Task statement: Copy every line from the data below in which the string "avancé" can be found.

##### Records for this exercise

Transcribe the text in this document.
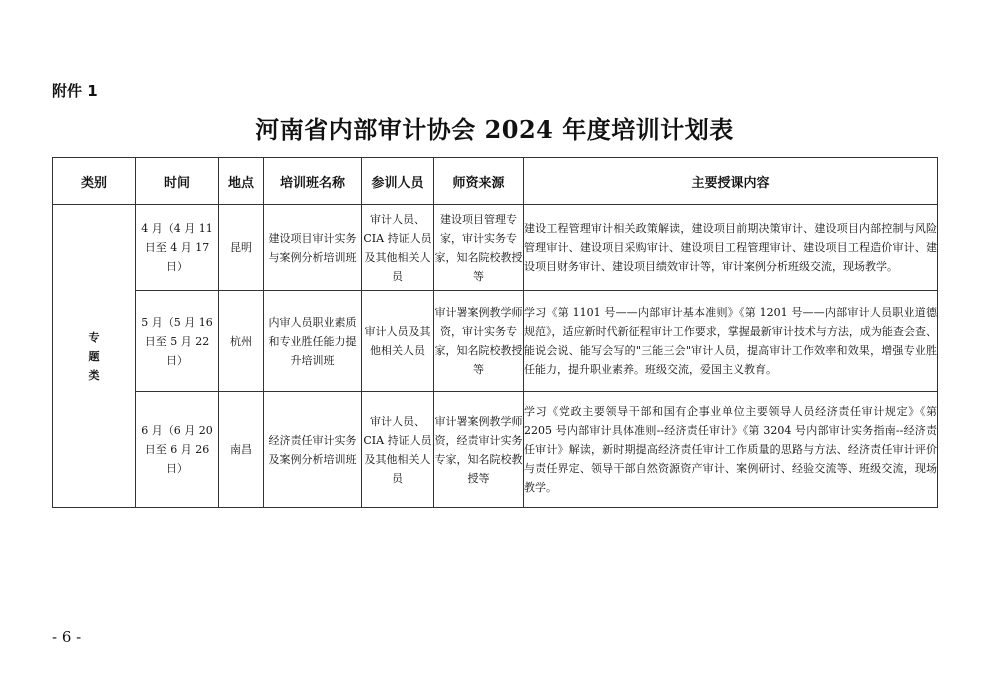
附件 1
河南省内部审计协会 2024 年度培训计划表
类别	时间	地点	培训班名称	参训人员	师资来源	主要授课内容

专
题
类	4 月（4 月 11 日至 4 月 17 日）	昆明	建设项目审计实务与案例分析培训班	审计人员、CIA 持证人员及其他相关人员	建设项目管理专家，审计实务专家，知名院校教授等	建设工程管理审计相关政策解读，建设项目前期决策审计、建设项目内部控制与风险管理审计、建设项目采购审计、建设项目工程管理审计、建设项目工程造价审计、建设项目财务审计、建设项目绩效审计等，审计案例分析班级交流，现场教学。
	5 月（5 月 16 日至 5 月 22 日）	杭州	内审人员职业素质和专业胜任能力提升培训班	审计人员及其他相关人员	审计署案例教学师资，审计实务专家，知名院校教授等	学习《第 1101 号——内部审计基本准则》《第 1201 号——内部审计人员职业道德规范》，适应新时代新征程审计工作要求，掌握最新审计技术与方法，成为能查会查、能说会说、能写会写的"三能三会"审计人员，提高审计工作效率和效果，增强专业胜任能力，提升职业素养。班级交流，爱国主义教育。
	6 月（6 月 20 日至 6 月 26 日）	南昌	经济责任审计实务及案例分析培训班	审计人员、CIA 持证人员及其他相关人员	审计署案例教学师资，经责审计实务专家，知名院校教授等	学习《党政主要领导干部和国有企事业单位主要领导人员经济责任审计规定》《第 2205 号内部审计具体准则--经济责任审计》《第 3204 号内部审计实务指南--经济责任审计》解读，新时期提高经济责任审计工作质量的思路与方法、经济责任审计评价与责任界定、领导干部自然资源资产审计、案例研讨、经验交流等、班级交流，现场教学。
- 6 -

##########
##### Records for this exercise

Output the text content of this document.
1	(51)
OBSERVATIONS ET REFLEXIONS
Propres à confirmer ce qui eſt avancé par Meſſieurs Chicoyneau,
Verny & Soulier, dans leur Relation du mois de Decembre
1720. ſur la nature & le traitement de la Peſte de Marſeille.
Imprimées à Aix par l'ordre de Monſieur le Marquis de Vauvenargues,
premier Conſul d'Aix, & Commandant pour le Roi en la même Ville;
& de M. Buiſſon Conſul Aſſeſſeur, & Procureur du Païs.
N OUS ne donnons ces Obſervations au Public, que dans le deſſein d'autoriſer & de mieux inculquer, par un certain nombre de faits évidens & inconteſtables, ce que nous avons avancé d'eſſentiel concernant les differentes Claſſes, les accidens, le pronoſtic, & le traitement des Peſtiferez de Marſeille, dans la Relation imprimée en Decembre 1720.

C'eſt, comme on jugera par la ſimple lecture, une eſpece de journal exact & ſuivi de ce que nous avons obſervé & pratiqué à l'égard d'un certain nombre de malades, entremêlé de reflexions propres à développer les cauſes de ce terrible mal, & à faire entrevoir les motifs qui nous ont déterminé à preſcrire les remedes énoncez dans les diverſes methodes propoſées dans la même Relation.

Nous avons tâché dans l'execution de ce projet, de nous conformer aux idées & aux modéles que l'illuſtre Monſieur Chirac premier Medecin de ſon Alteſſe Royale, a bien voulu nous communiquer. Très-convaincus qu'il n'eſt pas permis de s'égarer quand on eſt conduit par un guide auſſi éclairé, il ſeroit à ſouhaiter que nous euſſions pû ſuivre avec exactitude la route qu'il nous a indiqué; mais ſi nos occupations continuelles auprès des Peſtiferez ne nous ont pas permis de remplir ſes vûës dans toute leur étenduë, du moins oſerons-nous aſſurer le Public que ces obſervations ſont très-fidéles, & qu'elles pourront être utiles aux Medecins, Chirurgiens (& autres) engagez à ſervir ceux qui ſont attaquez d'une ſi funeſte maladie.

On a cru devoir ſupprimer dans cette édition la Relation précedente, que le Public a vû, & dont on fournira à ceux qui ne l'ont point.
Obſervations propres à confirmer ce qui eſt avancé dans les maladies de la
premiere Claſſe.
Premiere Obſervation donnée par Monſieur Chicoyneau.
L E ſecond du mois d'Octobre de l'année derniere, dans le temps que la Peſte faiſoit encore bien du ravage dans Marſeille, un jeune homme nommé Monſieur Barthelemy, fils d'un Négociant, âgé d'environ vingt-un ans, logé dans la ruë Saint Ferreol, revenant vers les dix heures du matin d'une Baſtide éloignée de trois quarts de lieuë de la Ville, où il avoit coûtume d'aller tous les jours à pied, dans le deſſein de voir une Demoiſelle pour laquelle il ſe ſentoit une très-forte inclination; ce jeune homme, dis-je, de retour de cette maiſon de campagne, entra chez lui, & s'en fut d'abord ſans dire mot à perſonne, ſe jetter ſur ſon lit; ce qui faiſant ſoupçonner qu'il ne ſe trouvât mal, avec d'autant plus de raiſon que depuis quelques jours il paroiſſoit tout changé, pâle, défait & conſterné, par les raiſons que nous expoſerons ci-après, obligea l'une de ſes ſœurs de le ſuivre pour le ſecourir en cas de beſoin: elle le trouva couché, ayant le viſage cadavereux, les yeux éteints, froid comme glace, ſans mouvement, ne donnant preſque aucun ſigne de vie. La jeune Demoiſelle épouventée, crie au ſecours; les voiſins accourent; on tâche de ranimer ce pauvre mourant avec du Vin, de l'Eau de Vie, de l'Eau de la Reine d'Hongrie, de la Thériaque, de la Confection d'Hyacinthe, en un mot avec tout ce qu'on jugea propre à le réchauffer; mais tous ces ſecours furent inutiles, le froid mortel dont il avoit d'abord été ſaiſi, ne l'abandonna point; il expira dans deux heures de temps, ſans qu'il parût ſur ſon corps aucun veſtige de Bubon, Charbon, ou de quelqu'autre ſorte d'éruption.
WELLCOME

##########

Solved exercise:
Propres à confirmer ce qui eſt avancé par Meſſieurs Chicoyneau,
N OUS ne donnons ces Obſervations au Public, que dans le deſſein d'autoriſer & de mieux inculquer, par un certain nombre de faits évidens & inconteſtables, ce que nous avons avancé d'eſſentiel concernant les differentes Claſſes, les accidens, le pronoſtic, & le traitement des Peſtiferez de Marſeille, dans la Relation imprimée en Decembre 1720.
Obſervations propres à confirmer ce qui eſt avancé dans les maladies de la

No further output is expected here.